- [Extracted records]:

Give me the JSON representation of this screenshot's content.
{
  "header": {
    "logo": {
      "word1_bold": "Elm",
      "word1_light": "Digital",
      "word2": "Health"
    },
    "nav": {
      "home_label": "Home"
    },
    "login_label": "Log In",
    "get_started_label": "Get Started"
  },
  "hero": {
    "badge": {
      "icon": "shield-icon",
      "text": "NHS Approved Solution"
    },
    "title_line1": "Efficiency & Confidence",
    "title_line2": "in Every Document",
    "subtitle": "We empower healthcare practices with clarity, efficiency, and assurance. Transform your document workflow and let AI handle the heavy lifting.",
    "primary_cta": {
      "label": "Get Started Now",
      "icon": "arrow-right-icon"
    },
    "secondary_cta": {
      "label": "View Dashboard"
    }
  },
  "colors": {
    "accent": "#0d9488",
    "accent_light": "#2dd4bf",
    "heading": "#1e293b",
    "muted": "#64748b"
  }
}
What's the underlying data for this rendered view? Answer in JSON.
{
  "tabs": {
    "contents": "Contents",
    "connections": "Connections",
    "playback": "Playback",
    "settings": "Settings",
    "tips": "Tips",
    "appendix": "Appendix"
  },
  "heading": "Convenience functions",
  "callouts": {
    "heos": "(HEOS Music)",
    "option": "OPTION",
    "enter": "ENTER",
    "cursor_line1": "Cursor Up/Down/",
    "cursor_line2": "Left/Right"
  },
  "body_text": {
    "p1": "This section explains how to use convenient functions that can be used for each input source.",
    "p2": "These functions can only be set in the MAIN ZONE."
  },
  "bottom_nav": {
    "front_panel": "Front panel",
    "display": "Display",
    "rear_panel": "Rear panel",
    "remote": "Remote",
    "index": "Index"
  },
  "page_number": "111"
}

- [What you should do]: Search the records for the word "heading", then list every line that has it.

- [Written answer]:
    "heading": "#1e293b",
  "heading": "Convenience functions",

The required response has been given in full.